(Saved entries)
..........

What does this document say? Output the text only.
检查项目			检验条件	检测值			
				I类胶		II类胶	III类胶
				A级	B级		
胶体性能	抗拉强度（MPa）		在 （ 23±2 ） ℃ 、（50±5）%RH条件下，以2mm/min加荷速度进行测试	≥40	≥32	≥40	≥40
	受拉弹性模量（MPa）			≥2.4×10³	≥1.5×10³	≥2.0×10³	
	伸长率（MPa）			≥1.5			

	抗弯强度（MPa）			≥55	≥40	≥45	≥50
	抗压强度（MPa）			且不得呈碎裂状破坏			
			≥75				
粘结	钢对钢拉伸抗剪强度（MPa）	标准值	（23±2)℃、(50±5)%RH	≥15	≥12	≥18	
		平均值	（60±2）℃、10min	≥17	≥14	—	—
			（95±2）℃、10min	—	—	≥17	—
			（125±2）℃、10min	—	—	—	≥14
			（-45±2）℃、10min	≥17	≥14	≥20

..........

◆ Work to be completed:
Write out the entries above once more, without altering anything.

◆ Answer below:
What does this document say? Output the text only.
检查项目			检验条件	检测值			
				I类胶		II类胶	III类胶
				A级	B级		
胶体性能	抗拉强度（MPa）		在 （ 23±2 ） ℃ 、（50±5）%RH条件下，以2mm/min加荷速度进行测试	≥40	≥32	≥40	≥40
	受拉弹性模量（MPa）			≥2.4×10³	≥1.5×10³	≥2.0×10³	
	伸长率（MPa）			≥1.5			

	抗弯强度（MPa）			≥55	≥40	≥45	≥50
	抗压强度（MPa）			且不得呈碎裂状破坏			
			≥75				
粘结	钢对钢拉伸抗剪强度（MPa）	标准值	（23±2)℃、(50±5)%RH	≥15	≥12	≥18	
		平均值	（60±2）℃、10min	≥17	≥14	—	—
			（95±2）℃、10min	—	—	≥17	—
			（125±2）℃、10min	—	—	—	≥14
			（-45±2）℃、10min	≥17	≥14	≥20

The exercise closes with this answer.